▶ [Set task] Write out every entry word for word.
......
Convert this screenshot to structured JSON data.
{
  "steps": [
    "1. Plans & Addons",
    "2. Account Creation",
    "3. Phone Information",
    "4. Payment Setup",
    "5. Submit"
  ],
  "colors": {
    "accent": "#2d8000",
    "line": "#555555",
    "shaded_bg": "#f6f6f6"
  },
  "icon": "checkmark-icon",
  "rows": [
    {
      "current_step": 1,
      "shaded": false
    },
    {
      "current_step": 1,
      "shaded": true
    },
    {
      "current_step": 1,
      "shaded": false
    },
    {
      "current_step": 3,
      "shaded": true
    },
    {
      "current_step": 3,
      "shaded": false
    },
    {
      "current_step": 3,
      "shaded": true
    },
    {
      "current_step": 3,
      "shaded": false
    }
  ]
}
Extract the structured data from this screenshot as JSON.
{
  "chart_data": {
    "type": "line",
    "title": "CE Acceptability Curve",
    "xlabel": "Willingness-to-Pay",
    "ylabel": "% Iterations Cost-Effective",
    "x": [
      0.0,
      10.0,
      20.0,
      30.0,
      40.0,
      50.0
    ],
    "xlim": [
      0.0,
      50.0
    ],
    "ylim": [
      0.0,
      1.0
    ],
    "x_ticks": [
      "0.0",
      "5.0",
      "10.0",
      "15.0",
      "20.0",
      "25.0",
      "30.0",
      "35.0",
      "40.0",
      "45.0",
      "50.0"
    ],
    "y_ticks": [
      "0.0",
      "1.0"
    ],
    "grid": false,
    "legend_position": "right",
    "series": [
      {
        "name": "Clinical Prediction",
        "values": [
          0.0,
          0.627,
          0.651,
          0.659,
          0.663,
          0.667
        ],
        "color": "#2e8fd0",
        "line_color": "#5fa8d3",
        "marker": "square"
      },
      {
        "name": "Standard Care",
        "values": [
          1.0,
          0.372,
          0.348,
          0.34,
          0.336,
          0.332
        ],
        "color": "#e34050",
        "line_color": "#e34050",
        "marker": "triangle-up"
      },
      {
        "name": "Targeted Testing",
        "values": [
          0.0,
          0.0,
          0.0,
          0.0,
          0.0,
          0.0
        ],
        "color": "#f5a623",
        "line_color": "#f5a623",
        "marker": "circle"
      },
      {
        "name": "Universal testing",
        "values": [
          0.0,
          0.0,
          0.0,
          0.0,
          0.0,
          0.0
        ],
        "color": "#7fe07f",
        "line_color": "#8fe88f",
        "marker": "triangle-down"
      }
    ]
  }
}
......
▶ [Output for this task]
Convert this screenshot to structured JSON data.
{
  "steps": [
    "1. Plans & Addons",
    "2. Account Creation",
    "3. Phone Information",
    "4. Payment Setup",
    "5. Submit"
  ],
  "colors": {
    "accent": "#2d8000",
    "line": "#555555",
    "shaded_bg": "#f6f6f6"
  },
  "icon": "checkmark-icon",
  "rows": [
    {
      "current_step": 1,
      "shaded": false
    },
    {
      "current_step": 1,
      "shaded": true
    },
    {
      "current_step": 1,
      "shaded": false
    },
    {
      "current_step": 3,
      "shaded": true
    },
    {
      "current_step": 3,
      "shaded": false
    },
    {
      "current_step": 3,
      "shaded": true
    },
    {
      "current_step": 3,
      "shaded": false
    }
  ]
}
Extract the structured data from this screenshot as JSON.
{
  "chart_data": {
    "type": "line",
    "title": "CE Acceptability Curve",
    "xlabel": "Willingness-to-Pay",
    "ylabel": "% Iterations Cost-Effective",
    "x": [
      0.0,
      10.0,
      20.0,
      30.0,
      40.0,
      50.0
    ],
    "xlim": [
      0.0,
      50.0
    ],
    "ylim": [
      0.0,
      1.0
    ],
    "x_ticks": [
      "0.0",
      "5.0",
      "10.0",
      "15.0",
      "20.0",
      "25.0",
      "30.0",
      "35.0",
      "40.0",
      "45.0",
      "50.0"
    ],
    "y_ticks": [
      "0.0",
      "1.0"
    ],
    "grid": false,
    "legend_position": "right",
    "series": [
      {
        "name": "Clinical Prediction",
        "values": [
          0.0,
          0.627,
          0.651,
          0.659,
          0.663,
          0.667
        ],
        "color": "#2e8fd0",
        "line_color": "#5fa8d3",
        "marker": "square"
      },
      {
        "name": "Standard Care",
        "values": [
          1.0,
          0.372,
          0.348,
          0.34,
          0.336,
          0.332
        ],
        "color": "#e34050",
        "line_color": "#e34050",
        "marker": "triangle-up"
      },
      {
        "name": "Targeted Testing",
        "values": [
          0.0,
          0.0,
          0.0,
          0.0,
          0.0,
          0.0
        ],
        "color": "#f5a623",
        "line_color": "#f5a623",
        "marker": "circle"
      },
      {
        "name": "Universal testing",
        "values": [
          0.0,
          0.0,
          0.0,
          0.0,
          0.0,
          0.0
        ],
        "color": "#7fe07f",
        "line_color": "#8fe88f",
        "marker": "triangle-down"
      }
    ]
  }
}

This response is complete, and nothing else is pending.